• The exercise: Keep only the lines that hold the string "things", filtering out the rest of the entries below.

** Start **

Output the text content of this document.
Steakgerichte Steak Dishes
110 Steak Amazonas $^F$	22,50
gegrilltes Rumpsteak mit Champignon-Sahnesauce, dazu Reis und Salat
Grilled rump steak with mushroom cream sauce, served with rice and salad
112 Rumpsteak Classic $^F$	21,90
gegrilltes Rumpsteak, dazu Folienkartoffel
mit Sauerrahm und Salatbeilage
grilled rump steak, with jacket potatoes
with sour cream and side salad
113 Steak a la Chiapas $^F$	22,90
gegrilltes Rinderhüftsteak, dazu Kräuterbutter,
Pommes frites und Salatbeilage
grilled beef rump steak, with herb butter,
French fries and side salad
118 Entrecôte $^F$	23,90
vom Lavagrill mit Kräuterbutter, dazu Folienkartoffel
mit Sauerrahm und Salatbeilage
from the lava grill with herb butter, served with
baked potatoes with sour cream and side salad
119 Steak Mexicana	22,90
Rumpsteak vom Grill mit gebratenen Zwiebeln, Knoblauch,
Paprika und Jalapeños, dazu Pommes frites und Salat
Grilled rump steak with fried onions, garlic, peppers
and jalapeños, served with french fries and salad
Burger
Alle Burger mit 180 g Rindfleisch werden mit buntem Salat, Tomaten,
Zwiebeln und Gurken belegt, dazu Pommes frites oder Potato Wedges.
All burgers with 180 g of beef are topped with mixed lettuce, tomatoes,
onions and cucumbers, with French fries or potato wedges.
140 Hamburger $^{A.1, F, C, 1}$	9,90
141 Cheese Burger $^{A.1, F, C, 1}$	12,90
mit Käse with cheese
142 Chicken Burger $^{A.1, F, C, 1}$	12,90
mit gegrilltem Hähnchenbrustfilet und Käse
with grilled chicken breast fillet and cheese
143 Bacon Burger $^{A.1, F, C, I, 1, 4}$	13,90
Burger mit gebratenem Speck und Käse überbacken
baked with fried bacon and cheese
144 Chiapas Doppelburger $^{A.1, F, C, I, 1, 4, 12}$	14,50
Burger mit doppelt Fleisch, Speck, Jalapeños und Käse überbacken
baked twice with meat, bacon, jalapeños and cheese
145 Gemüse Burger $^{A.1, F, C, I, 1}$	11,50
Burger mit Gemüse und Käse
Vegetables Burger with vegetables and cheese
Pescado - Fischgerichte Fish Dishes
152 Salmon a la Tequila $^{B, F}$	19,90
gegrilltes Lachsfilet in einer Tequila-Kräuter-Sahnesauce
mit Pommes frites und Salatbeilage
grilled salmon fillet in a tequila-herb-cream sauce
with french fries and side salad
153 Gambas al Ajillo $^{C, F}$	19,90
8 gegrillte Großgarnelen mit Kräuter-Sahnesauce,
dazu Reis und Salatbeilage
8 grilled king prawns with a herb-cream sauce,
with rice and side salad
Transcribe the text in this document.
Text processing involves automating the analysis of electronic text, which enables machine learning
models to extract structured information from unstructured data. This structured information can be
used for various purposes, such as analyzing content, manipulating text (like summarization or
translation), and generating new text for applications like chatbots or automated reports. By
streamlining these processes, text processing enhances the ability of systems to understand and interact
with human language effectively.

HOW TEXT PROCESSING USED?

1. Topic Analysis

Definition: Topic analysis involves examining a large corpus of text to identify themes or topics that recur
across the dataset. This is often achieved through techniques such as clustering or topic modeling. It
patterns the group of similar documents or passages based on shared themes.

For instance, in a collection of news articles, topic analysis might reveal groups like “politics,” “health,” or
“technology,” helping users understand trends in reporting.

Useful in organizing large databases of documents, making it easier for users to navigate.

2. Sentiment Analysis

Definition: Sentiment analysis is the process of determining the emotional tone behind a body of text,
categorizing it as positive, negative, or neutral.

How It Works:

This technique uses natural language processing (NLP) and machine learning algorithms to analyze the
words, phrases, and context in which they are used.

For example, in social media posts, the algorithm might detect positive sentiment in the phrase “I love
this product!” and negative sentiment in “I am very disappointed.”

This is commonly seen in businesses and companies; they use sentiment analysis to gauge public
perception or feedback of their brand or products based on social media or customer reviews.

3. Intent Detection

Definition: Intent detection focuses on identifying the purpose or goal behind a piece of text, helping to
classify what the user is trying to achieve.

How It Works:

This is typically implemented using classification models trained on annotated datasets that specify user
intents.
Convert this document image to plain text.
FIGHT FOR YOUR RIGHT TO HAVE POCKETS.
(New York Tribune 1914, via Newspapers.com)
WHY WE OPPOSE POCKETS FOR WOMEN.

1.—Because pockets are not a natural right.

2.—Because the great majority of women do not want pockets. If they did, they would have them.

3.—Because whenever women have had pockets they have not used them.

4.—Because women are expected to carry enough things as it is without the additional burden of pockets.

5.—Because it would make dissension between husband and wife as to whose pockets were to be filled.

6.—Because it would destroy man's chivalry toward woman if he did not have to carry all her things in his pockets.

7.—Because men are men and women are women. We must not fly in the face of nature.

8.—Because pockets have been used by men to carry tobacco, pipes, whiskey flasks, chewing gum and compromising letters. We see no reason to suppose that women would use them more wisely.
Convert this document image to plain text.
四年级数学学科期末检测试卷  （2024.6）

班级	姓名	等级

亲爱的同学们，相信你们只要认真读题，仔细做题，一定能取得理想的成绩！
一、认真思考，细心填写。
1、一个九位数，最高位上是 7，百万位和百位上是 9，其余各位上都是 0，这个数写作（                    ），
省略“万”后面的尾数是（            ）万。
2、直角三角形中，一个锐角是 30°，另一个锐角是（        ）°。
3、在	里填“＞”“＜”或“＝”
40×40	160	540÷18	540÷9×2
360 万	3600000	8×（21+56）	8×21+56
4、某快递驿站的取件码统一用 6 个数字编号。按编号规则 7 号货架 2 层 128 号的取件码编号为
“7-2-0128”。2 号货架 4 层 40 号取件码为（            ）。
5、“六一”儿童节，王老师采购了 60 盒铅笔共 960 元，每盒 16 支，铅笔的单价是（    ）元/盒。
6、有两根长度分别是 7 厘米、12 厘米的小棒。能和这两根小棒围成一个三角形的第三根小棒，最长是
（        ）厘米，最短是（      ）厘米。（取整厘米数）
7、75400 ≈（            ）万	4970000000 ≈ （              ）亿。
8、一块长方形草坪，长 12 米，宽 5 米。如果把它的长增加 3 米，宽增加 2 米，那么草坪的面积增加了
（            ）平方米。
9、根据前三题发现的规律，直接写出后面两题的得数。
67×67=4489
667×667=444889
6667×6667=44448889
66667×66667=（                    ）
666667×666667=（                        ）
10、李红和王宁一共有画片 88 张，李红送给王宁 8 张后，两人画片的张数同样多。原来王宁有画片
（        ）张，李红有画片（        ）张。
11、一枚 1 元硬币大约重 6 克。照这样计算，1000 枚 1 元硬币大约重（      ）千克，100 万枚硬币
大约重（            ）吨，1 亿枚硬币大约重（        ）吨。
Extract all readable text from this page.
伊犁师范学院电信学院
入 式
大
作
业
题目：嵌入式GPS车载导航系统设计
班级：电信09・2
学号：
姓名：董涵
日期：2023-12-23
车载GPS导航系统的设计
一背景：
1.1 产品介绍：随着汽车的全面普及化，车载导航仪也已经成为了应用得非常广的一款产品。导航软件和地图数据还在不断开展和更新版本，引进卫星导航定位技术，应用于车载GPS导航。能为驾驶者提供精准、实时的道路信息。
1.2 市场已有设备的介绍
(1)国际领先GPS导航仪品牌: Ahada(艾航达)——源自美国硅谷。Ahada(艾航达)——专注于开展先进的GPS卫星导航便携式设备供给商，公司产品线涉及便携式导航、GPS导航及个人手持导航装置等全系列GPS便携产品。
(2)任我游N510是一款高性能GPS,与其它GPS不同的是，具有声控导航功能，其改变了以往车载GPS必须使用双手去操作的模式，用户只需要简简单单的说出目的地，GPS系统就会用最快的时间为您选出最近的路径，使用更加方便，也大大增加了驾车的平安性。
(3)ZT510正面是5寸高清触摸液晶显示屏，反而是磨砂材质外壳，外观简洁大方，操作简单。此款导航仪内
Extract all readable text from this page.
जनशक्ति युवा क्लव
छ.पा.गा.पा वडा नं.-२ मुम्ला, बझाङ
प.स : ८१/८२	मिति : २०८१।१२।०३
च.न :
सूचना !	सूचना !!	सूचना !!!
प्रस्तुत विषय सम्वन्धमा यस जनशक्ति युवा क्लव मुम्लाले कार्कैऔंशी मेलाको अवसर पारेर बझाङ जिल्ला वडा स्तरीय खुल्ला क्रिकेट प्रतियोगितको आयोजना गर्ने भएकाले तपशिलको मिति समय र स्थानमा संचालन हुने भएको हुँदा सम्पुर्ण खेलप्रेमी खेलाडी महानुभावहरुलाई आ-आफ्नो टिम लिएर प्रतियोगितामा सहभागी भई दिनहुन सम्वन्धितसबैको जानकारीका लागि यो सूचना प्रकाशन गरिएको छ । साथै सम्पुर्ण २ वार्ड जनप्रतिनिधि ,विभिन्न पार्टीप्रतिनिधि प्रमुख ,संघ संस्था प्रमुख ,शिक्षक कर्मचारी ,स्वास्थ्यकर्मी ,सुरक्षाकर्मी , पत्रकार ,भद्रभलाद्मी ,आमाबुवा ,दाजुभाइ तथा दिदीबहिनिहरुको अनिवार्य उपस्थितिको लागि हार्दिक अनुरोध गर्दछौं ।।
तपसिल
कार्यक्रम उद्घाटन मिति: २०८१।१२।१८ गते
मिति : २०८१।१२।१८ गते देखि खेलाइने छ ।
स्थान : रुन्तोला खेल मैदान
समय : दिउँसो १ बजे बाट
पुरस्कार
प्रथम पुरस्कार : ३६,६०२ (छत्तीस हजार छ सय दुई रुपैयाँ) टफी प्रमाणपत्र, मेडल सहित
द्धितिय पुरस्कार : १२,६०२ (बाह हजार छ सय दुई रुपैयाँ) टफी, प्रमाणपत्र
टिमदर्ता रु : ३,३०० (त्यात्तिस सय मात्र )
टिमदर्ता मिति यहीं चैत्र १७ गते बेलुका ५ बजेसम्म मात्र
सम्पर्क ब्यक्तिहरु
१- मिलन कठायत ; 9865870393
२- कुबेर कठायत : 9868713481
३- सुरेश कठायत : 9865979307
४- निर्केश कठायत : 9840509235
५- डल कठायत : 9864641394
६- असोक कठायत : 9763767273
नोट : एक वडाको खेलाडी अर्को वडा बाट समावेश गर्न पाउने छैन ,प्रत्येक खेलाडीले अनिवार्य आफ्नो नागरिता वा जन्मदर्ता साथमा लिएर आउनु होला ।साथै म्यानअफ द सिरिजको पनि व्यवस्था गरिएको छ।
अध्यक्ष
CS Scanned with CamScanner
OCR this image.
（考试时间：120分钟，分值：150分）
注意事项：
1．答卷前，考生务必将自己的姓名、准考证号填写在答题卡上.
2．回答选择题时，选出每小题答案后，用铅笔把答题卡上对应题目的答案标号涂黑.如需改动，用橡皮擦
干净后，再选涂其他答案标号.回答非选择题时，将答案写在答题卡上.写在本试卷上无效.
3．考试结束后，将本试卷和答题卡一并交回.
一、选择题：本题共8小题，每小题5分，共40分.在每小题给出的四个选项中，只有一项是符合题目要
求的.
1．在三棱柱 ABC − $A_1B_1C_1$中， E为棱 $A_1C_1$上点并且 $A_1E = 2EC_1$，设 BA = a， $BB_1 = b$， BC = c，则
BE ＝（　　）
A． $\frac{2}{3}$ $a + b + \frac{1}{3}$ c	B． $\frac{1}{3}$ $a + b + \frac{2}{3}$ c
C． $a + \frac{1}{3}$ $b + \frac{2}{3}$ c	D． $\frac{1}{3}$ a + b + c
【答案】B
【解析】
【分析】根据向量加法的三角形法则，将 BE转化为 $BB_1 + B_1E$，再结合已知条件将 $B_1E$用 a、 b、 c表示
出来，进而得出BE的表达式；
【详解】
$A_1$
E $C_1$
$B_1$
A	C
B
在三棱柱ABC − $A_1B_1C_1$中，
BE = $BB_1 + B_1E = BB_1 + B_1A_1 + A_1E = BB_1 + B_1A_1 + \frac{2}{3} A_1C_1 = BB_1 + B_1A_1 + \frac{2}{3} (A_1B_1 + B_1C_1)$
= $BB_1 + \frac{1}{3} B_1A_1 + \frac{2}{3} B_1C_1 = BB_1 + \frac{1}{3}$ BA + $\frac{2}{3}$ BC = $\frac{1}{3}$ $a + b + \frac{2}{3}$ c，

** End **

• Written solution:
4.—Because women are expected to carry enough things as it is without the additional burden of pockets.
6.—Because it would destroy man's chivalry toward woman if he did not have to carry all her things in his pockets.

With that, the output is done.